Selected passage:
______________________________
Location
- 511 E. University Drive Pulaski County, KY Somerset, Kentucky 42503 United States 37°06′23″N 84°36′12″W﻿ / ﻿37.1063°N 84.6033°W

Information
- Type: Public
- Motto: Once a Maroon, Always a Maroon
- Established: 1950
- School district: Pulaski County Schools
- Superintendent: Kent Mayfield
- School number: (606) 679-1574
- Principal: Daniel Hill
- Assistant Principals: Brandon Foister John Fraley
- Faculty: 64
- Teaching staff: 75.00 (FTE)
- Grades: 9–12
- Gender: Coed
- Enrollment: 1,113 (2024-2025)
- Student to teacher ratio: 15.64
- Hours in school day: 8:15-3:10
- Campus: Small city
- Colors: Maroon and white
- Fight song: Stand Up and Cheer (song)
- Athletics conference: KHSAA
- Mascot: The Maroon (Pirate)
- Nickname: Home of the Maroons
- Team name: Maroons/Lady Maroons
- Yearbook: The Brigadier
- Website: www.maroons.net

= Pulaski County High School (Kentucky) =

Pulaski County High School (PCHS) is a public high school located in Pulaski County, Kentucky, United States. It is operated by Pulaski County Schools. It serves the communities of Eubank, Shopville, Woodstock, and parts of the City of Somerset, Kentucky. It is fed by several schools operated by the Pulaski County district, namely Pulaski Elementary, Northern Elementary, Eubank Elementary, Shopville Elementary, and Northern Middle School. Students in the Science Hill area, which has its own school district that operates a single K-8 school, have the option of attending either Pulaski County High School or Southwestern High School.
______________________________
Recorded information:
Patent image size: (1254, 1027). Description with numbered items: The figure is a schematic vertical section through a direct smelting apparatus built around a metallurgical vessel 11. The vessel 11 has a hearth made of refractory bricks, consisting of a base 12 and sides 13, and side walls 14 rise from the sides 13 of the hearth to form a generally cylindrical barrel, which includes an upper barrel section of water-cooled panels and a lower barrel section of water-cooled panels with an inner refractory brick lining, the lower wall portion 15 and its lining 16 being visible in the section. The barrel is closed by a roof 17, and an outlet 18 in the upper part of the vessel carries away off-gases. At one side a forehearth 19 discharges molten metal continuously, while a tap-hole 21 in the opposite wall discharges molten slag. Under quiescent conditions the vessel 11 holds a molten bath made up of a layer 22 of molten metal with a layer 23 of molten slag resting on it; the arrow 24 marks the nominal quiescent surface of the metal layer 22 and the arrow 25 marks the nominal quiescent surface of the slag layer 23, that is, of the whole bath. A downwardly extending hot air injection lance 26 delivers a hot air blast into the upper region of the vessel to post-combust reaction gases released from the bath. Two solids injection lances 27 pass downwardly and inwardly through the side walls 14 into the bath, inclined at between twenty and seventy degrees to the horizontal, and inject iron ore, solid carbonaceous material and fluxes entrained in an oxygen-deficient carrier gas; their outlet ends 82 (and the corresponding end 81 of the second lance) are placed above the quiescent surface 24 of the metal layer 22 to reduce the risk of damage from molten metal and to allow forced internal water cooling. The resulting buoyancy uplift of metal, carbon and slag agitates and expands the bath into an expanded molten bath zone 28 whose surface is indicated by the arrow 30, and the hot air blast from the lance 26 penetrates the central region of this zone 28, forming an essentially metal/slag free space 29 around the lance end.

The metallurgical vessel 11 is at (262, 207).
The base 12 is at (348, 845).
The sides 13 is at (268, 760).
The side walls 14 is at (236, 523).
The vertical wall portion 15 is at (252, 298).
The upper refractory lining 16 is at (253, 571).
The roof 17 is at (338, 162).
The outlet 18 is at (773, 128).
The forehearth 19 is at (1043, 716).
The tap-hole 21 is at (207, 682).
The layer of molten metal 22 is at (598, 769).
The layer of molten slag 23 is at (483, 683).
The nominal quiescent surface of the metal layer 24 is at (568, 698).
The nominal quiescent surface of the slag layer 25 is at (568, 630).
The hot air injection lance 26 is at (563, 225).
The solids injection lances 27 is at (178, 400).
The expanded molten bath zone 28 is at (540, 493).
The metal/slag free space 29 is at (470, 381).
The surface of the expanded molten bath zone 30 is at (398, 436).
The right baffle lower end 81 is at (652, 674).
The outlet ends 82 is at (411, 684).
______________________________
To be done:
Extend the article on Pulaski County High School in Kentucky, starting after its last sentence.

Answer to this task:
== Students ==
PCHS serves grades nine through twelve. At last count, about 1,113 students were enrolled.

== Sports ==
Sports at PCHS include baseball, softball, football, basketball, track, golf, soccer, volleyball, archery, cheerleading, dance, tennis and swim teams. The school mascot is a pirate.

In 2014, The Maroons won the first football state title in Pulaski County History among all 3 schools.

Former NBA player Reggie Hanson played for the Maroons in high school before attending the University of Kentucky.

Former MLB player Josh Anderson played for the Maroons in High school before attending Eastern Kentucky University.

==Music==
Pulaski County High School offers a variety of performing ensembles and competitive groups.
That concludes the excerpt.